What to work on >> Set down the records once more, please, exactly and with the pictures left out.

Data for the task >>
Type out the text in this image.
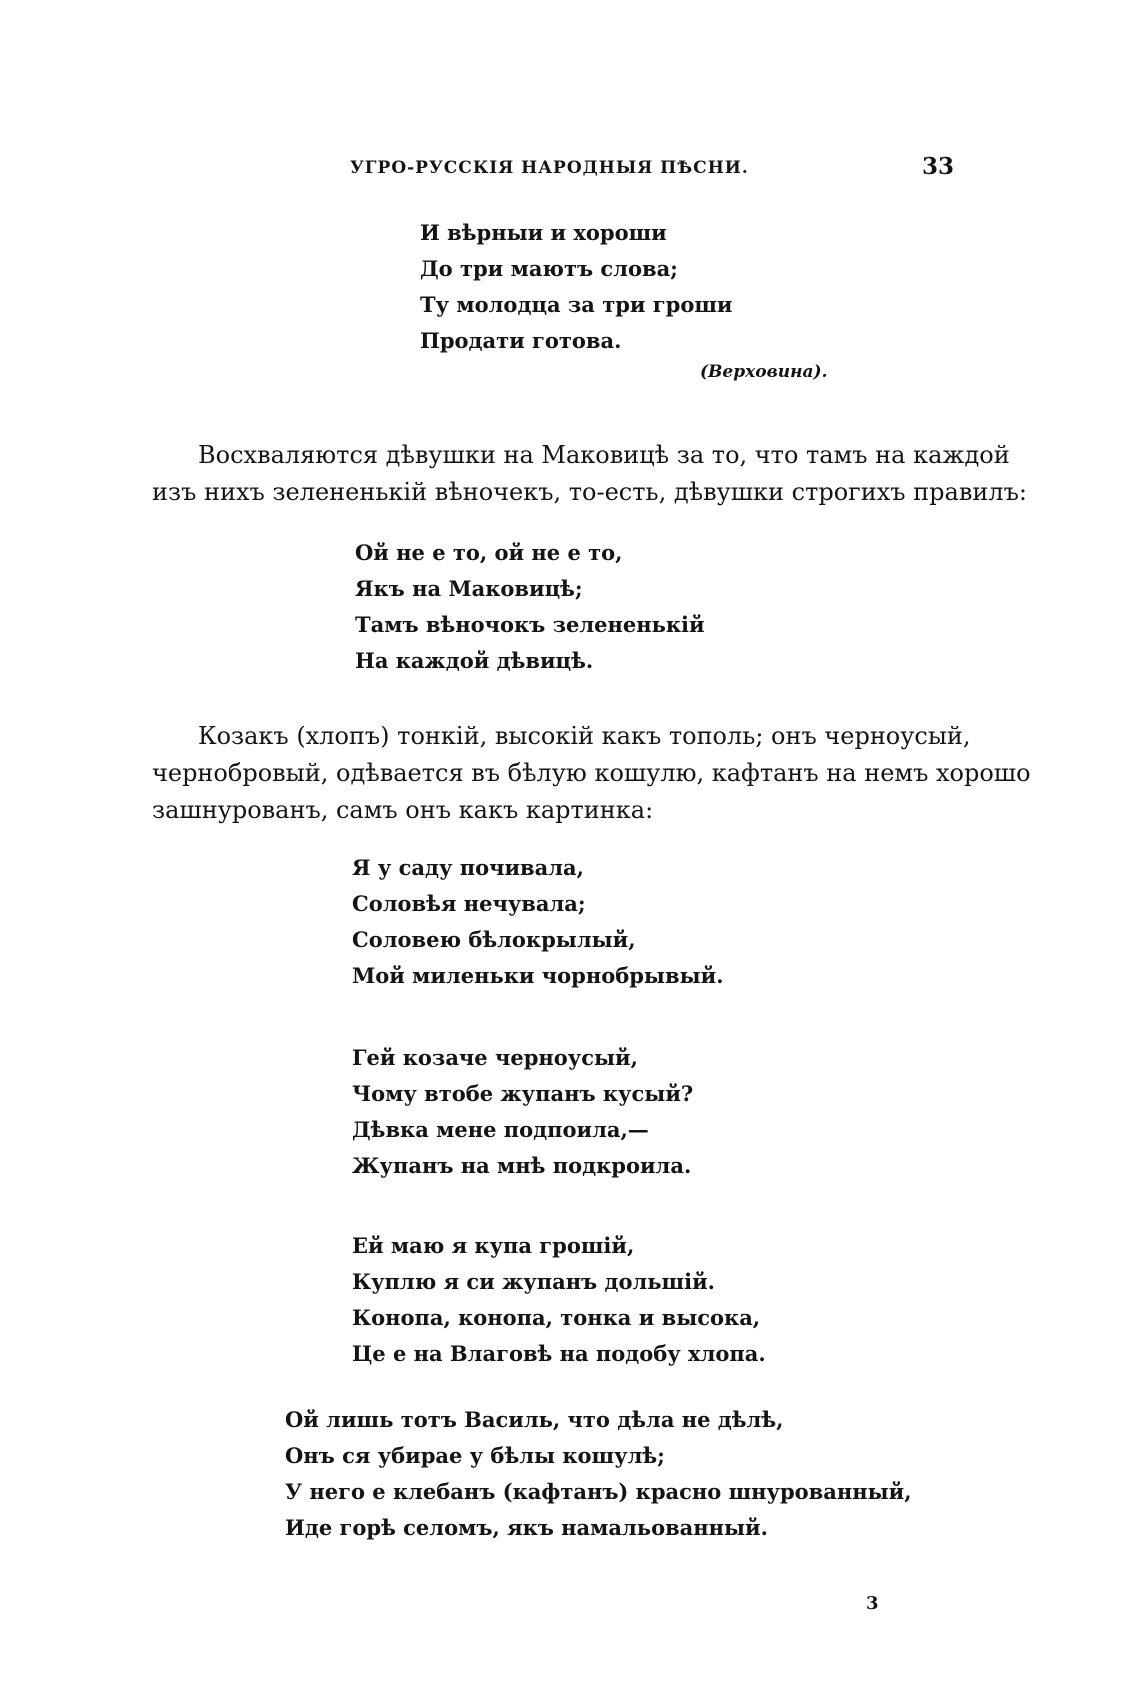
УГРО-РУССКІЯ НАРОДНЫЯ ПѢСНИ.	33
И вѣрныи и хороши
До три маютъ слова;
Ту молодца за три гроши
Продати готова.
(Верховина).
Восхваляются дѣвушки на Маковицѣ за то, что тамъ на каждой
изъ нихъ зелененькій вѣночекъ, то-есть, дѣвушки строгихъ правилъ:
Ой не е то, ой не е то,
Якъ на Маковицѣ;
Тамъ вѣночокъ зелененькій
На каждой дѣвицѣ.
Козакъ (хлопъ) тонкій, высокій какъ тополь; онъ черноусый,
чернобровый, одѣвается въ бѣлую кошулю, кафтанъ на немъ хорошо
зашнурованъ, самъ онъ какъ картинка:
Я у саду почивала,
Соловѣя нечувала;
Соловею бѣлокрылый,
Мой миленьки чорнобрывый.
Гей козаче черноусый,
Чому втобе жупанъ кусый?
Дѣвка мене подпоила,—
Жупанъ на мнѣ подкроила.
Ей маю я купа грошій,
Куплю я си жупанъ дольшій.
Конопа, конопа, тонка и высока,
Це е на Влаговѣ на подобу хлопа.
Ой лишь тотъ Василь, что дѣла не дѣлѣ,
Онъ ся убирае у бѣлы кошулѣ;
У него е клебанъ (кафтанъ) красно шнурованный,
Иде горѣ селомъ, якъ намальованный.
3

Result >>
Type out the text in this image.
УГРО-РУССКІЯ НАРОДНЫЯ ПѢСНИ.	33
И вѣрныи и хороши
До три маютъ слова;
Ту молодца за три гроши
Продати готова.
(Верховина).
Восхваляются дѣвушки на Маковицѣ за то, что тамъ на каждой
изъ нихъ зелененькій вѣночекъ, то-есть, дѣвушки строгихъ правилъ:
Ой не е то, ой не е то,
Якъ на Маковицѣ;
Тамъ вѣночокъ зелененькій
На каждой дѣвицѣ.
Козакъ (хлопъ) тонкій, высокій какъ тополь; онъ черноусый,
чернобровый, одѣвается въ бѣлую кошулю, кафтанъ на немъ хорошо
зашнурованъ, самъ онъ какъ картинка:
Я у саду почивала,
Соловѣя нечувала;
Соловею бѣлокрылый,
Мой миленьки чорнобрывый.
Гей козаче черноусый,
Чому втобе жупанъ кусый?
Дѣвка мене подпоила,—
Жупанъ на мнѣ подкроила.
Ей маю я купа грошій,
Куплю я си жупанъ дольшій.
Конопа, конопа, тонка и высока,
Це е на Влаговѣ на подобу хлопа.
Ой лишь тотъ Василь, что дѣла не дѣлѣ,
Онъ ся убирае у бѣлы кошулѣ;
У него е клебанъ (кафтанъ) красно шнурованный,
Иде горѣ селомъ, якъ намальованный.
3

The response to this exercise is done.